> **Data for the task**
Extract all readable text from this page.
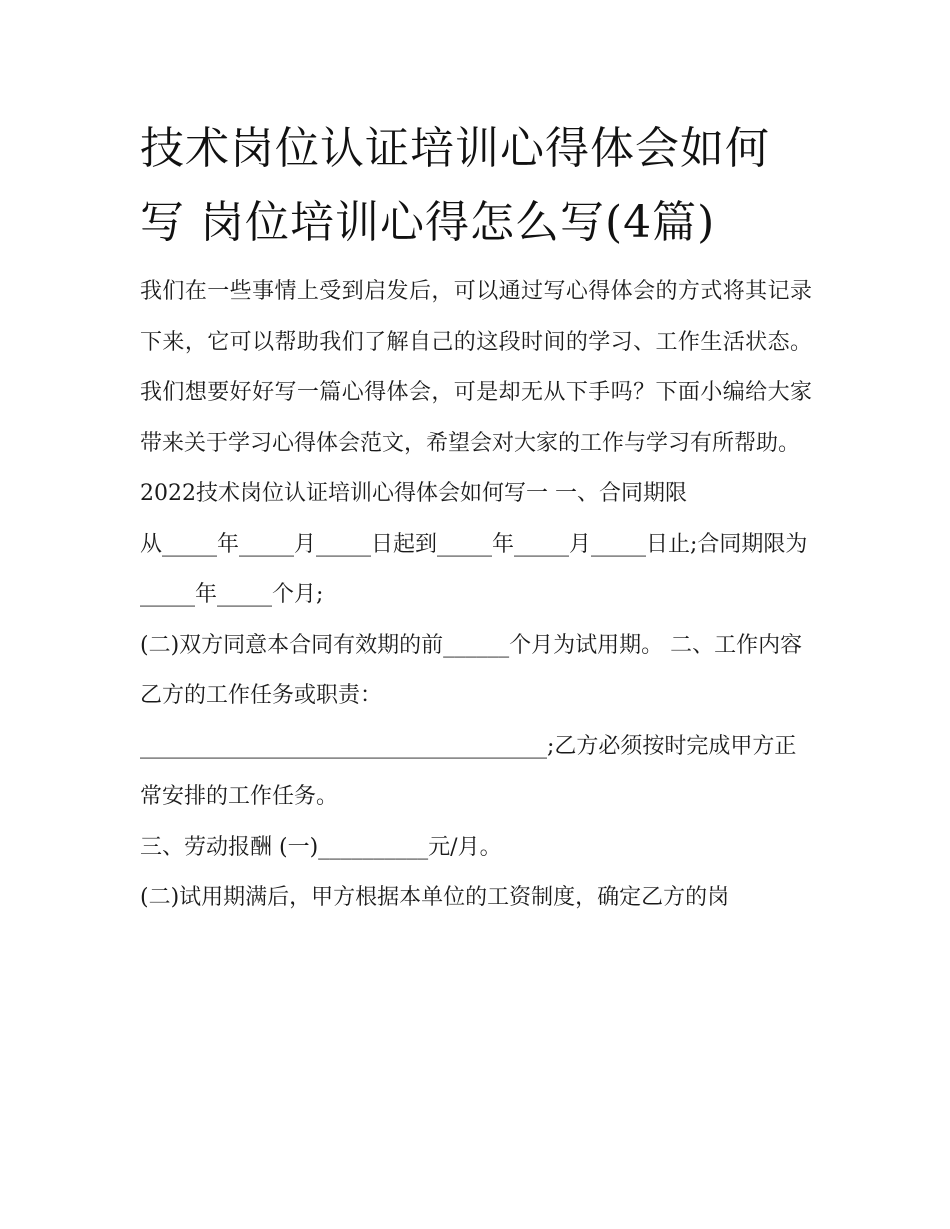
技术岗位认证培训心得体会如何写 岗位培训心得怎么写(4篇)

我们在一些事情上受到启发后，可以通过写心得体会的方式将其记录下来，它可以帮助我们了解自己的这段时间的学习、工作生活状态。我们想要好好写一篇心得体会，可是却无从下手吗？下面小编给大家带来关于学习心得体会范文，希望会对大家的工作与学习有所帮助。

2022技术岗位认证培训心得体会如何写一 一、合同期限

从_____年_____月_____日起到_____年_____月_____日止;合同期限为_____年_____个月;

(二)双方同意本合同有效期的前______个月为试用期。 二、工作内容

乙方的工作任务或职责：

_____________________________________;乙方必须按时完成甲方正常安排的工作任务。

三、劳动报酬 (一)__________元/月。

(二)试用期满后，甲方根据本单位的工资制度，确定乙方的岗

> **What is needed**
Copy each line above precisely, dropping the pictures.

> **The answer**
Extract all readable text from this page.
技术岗位认证培训心得体会如何写 岗位培训心得怎么写(4篇)

我们在一些事情上受到启发后，可以通过写心得体会的方式将其记录下来，它可以帮助我们了解自己的这段时间的学习、工作生活状态。我们想要好好写一篇心得体会，可是却无从下手吗？下面小编给大家带来关于学习心得体会范文，希望会对大家的工作与学习有所帮助。

2022技术岗位认证培训心得体会如何写一 一、合同期限

从_____年_____月_____日起到_____年_____月_____日止;合同期限为_____年_____个月;

(二)双方同意本合同有效期的前______个月为试用期。 二、工作内容

乙方的工作任务或职责：

_____________________________________;乙方必须按时完成甲方正常安排的工作任务。

三、劳动报酬 (一)__________元/月。

(二)试用期满后，甲方根据本单位的工资制度，确定乙方的岗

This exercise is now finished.